* start DATA FOR PROCESSING *

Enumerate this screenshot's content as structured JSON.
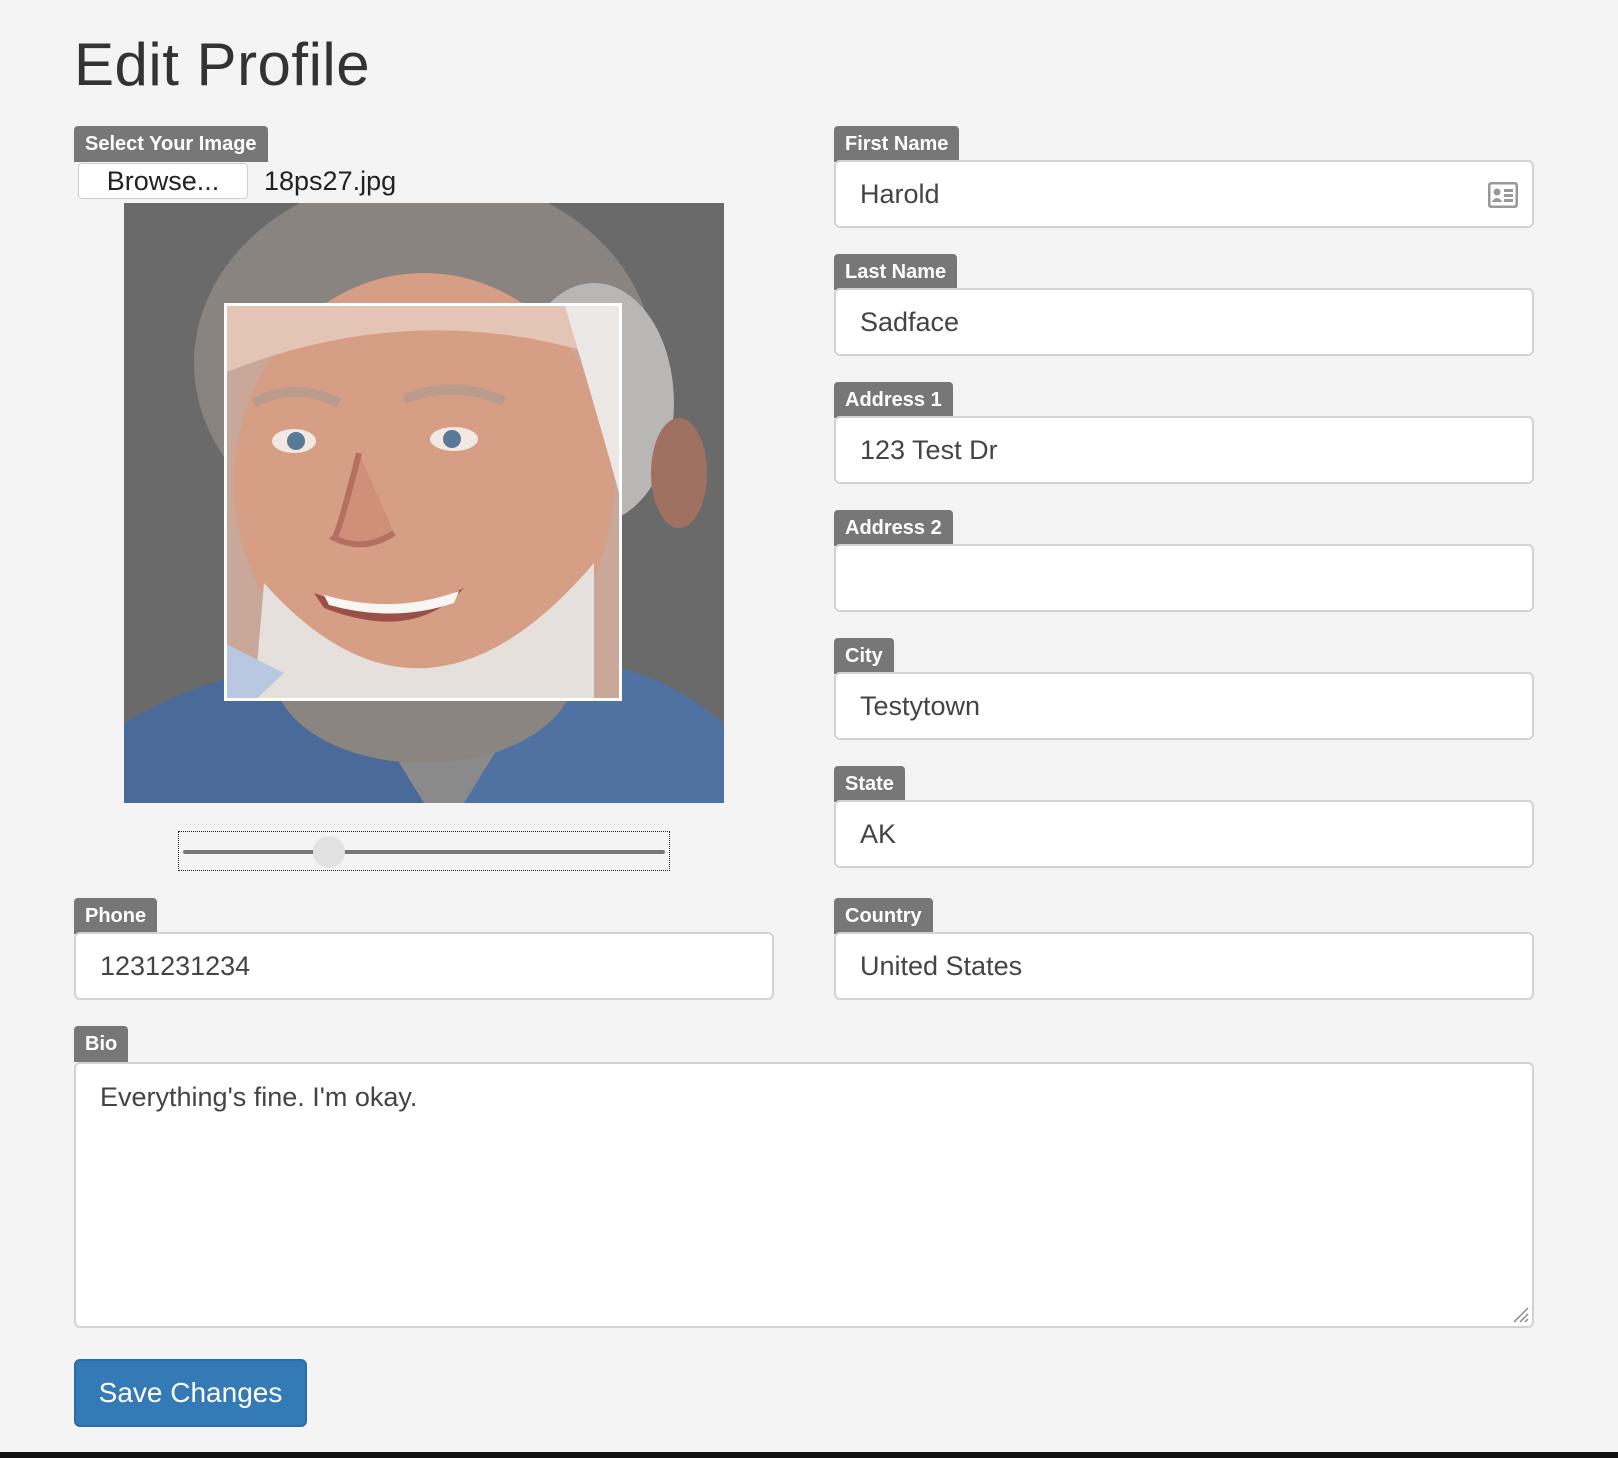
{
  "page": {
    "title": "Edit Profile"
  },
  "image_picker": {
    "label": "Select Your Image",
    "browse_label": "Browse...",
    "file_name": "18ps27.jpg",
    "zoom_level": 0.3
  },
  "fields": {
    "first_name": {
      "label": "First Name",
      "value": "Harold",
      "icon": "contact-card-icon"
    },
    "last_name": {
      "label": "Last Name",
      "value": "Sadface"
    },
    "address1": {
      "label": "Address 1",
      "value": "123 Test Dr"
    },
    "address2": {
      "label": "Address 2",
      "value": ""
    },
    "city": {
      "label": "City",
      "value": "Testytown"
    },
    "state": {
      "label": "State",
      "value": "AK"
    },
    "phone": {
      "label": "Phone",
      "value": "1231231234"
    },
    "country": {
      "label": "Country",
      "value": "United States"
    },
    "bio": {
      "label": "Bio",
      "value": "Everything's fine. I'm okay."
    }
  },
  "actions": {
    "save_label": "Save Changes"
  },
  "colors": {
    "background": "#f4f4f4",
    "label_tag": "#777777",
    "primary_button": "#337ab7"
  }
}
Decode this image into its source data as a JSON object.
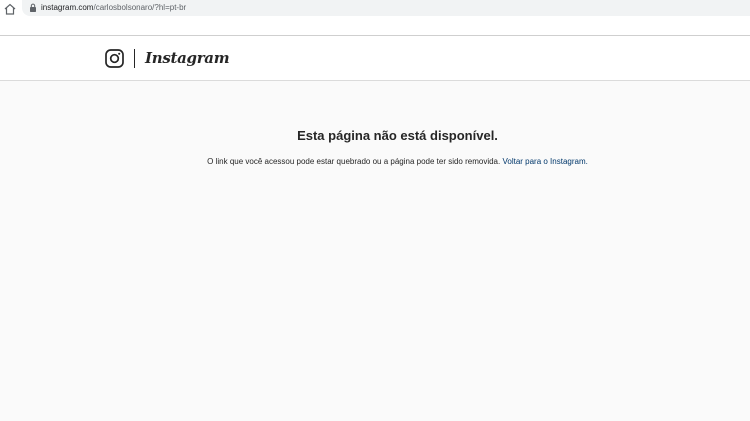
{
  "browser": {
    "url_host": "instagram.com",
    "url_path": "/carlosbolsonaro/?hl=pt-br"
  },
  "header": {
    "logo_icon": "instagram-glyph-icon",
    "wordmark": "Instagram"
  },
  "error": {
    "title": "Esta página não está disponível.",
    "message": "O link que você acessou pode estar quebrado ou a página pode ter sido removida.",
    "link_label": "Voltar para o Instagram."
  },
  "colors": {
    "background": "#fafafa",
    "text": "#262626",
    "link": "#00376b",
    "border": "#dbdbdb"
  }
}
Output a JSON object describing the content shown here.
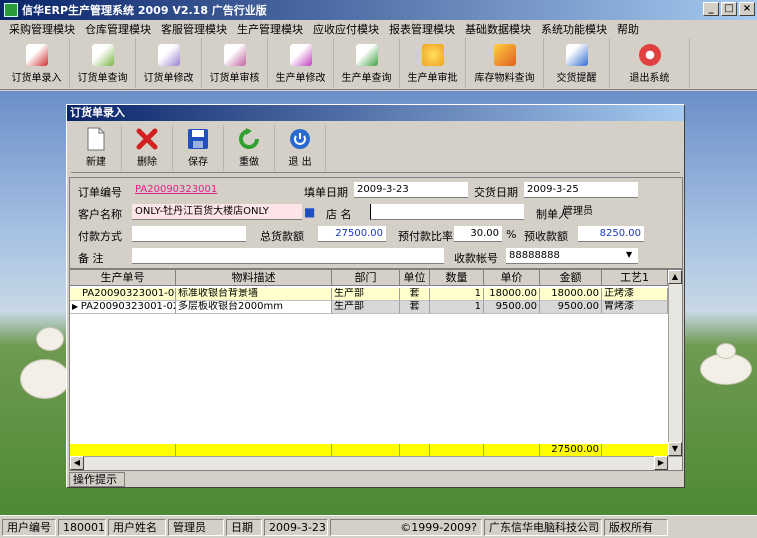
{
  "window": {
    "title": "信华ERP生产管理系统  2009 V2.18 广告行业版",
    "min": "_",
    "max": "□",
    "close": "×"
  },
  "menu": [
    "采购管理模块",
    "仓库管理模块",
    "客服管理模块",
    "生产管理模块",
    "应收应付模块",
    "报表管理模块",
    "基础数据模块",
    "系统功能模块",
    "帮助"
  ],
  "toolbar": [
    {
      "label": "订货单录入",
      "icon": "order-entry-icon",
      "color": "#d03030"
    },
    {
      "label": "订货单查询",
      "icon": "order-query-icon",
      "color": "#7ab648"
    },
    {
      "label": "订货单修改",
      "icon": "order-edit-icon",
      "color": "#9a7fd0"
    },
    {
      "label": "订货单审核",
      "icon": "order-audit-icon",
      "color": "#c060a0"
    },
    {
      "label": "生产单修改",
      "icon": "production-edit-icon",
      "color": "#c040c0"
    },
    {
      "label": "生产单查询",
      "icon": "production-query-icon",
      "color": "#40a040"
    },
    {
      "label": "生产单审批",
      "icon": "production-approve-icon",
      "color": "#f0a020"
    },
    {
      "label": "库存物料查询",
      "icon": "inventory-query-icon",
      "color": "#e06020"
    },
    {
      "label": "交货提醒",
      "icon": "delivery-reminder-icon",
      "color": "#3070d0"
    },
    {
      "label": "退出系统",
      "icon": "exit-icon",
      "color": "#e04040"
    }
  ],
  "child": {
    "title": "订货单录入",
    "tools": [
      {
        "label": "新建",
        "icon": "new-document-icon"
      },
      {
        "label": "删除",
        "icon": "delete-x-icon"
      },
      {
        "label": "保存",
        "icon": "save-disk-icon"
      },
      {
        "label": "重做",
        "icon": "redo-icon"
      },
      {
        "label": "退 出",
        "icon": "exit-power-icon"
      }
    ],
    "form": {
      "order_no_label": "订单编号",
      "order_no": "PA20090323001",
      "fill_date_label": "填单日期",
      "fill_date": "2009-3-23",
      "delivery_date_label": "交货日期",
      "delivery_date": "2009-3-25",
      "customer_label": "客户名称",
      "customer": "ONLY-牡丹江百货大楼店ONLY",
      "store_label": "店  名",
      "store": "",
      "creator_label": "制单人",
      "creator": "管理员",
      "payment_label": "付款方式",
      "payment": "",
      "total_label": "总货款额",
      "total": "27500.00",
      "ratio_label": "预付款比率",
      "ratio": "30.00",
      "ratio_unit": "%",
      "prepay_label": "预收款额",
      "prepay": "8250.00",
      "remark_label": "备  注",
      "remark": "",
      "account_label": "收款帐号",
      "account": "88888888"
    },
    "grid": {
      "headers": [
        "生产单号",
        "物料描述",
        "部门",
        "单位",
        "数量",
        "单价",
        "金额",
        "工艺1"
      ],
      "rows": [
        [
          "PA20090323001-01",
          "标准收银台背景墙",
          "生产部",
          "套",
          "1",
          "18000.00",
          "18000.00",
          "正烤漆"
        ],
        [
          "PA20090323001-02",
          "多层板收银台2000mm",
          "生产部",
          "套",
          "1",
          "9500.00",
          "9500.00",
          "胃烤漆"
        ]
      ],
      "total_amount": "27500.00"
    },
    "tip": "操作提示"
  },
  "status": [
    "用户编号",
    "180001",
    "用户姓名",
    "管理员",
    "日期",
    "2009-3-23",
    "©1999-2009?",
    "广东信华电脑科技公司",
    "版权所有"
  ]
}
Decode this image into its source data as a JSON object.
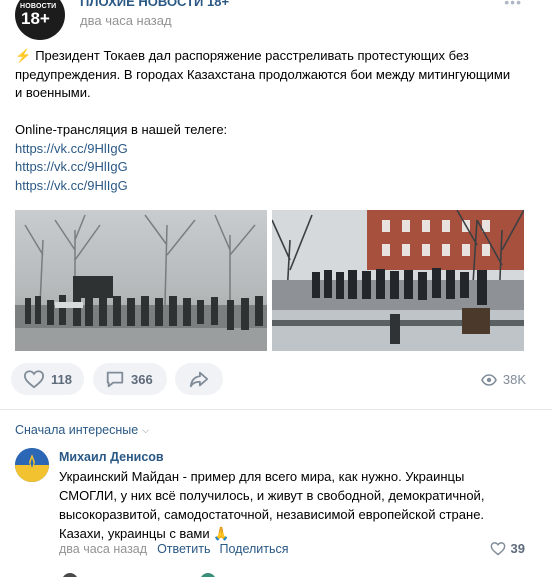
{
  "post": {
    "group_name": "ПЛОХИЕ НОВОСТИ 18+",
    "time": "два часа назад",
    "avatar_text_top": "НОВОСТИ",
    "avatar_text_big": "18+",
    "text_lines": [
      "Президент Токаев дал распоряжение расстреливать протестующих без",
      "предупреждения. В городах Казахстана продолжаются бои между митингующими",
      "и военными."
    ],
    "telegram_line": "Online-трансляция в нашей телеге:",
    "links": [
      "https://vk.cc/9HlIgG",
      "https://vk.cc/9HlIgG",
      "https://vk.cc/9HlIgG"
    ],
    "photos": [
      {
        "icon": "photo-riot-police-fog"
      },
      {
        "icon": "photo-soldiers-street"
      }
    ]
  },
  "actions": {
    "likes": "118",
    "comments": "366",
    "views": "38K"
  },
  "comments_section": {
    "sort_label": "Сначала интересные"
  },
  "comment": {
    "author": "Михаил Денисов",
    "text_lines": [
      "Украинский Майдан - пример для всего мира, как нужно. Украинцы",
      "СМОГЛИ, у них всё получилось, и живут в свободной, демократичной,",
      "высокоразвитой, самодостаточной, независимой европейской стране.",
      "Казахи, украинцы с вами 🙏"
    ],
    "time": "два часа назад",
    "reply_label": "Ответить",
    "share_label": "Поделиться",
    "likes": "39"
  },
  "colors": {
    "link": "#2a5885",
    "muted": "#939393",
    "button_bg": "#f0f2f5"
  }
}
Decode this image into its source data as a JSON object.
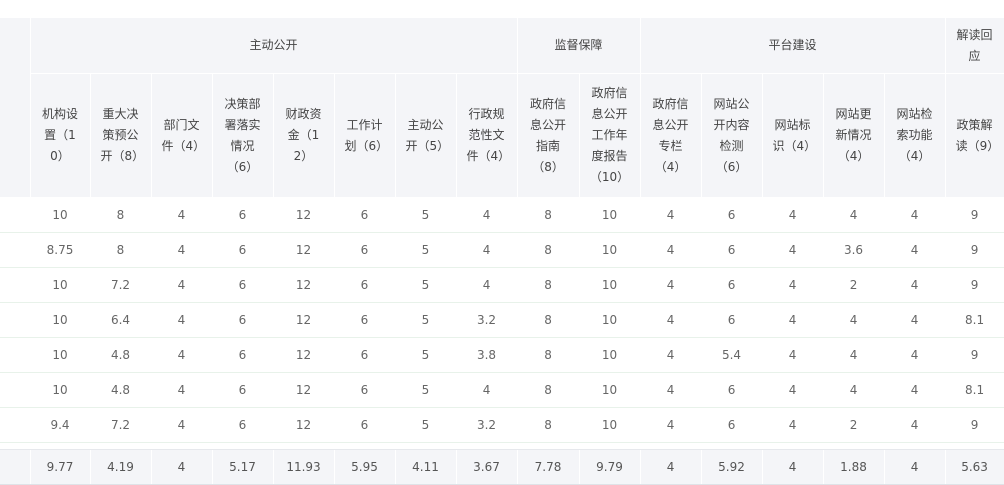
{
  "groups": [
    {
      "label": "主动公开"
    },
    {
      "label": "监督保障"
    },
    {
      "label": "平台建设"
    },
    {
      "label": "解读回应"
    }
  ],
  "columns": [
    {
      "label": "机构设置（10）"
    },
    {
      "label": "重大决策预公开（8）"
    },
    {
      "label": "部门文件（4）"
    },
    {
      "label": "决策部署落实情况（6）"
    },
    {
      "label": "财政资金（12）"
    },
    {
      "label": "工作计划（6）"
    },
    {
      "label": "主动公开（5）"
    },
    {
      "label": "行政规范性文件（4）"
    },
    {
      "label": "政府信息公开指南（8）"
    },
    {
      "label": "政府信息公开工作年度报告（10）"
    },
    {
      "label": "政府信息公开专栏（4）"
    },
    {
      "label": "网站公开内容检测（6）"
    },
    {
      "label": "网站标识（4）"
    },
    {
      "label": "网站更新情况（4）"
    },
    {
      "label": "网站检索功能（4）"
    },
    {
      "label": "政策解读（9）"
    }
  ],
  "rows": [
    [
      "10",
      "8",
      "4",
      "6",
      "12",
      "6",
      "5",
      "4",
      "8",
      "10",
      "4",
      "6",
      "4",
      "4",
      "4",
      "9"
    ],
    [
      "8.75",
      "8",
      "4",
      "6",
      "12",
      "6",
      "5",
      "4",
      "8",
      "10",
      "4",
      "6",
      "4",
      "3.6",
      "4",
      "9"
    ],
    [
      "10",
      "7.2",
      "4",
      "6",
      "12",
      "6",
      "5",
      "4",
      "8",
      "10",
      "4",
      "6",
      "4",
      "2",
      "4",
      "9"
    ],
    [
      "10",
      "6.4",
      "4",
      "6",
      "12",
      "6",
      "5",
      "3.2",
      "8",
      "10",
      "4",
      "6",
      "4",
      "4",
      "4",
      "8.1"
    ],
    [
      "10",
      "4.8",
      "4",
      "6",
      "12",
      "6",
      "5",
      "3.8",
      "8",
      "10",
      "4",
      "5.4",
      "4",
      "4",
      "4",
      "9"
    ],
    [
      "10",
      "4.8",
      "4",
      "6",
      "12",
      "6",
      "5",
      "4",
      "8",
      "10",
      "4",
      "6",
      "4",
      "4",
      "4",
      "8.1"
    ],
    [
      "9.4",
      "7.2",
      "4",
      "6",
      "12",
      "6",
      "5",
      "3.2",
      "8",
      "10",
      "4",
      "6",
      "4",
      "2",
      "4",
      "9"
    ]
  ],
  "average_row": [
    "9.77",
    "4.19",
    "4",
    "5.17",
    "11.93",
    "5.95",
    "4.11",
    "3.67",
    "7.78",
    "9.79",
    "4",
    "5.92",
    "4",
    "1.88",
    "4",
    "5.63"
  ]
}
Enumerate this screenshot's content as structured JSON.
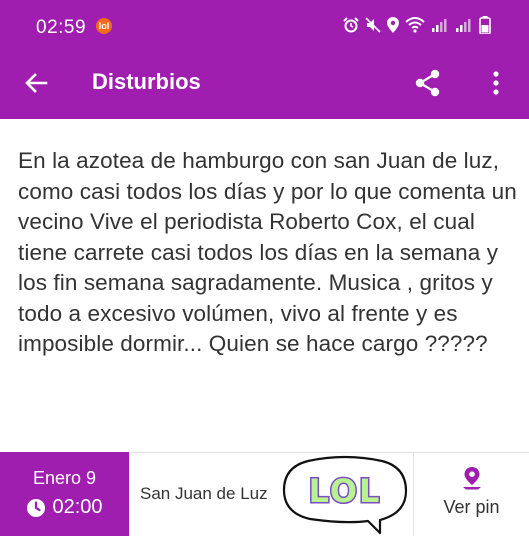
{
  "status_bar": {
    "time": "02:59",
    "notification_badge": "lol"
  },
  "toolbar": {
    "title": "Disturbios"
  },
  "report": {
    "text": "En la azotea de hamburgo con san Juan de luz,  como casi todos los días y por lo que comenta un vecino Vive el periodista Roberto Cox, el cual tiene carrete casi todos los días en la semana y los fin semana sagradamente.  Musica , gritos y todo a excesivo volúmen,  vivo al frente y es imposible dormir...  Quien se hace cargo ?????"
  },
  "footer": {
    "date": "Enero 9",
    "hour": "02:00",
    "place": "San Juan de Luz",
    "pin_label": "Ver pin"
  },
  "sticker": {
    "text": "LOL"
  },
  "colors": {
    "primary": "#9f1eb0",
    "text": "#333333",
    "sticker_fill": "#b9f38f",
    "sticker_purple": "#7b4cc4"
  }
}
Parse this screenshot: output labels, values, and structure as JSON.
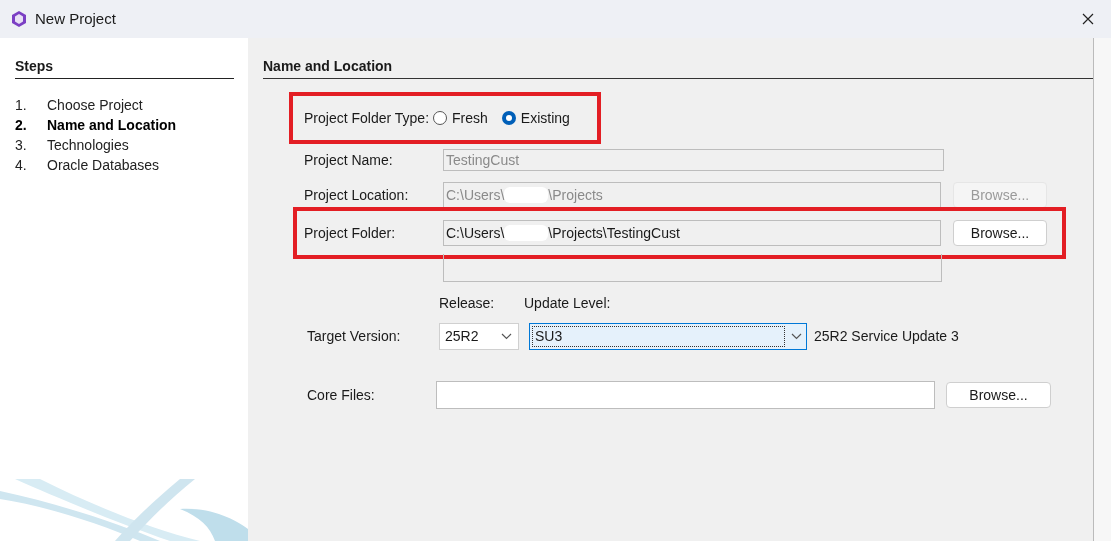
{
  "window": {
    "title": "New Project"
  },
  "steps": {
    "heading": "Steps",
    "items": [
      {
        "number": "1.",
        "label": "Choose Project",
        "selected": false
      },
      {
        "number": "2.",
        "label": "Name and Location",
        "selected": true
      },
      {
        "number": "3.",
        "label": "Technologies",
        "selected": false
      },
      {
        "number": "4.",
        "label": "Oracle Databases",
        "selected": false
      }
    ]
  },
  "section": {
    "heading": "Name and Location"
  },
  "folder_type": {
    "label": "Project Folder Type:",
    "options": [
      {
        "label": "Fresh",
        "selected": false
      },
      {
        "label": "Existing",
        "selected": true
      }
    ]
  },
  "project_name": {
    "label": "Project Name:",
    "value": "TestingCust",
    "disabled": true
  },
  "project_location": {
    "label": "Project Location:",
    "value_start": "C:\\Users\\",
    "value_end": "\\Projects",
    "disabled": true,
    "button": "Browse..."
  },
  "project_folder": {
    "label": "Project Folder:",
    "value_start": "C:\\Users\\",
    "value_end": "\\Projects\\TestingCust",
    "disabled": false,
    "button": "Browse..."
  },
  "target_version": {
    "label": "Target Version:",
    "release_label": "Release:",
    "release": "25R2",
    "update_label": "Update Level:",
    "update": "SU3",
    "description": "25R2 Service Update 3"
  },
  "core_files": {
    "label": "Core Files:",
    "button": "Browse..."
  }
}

* end DATA FOR PROCESSING *

## WHAT THE TASK REQUIRES
Go through the material and copy out every line with "Juan" in it.

## SOLUTION BELOW
    "text": "En la azotea de hamburgo con san Juan de luz,  como casi todos los días y por lo que comenta un vecino Vive el periodista Roberto Cox, el cual tiene carrete casi todos los días en la semana y los fin semana sagradamente.  Musica , gritos y todo a excesivo volúmen,  vivo al frente y es imposible dormir...  Quien se hace cargo ?????"
    "place": "San Juan de Luz",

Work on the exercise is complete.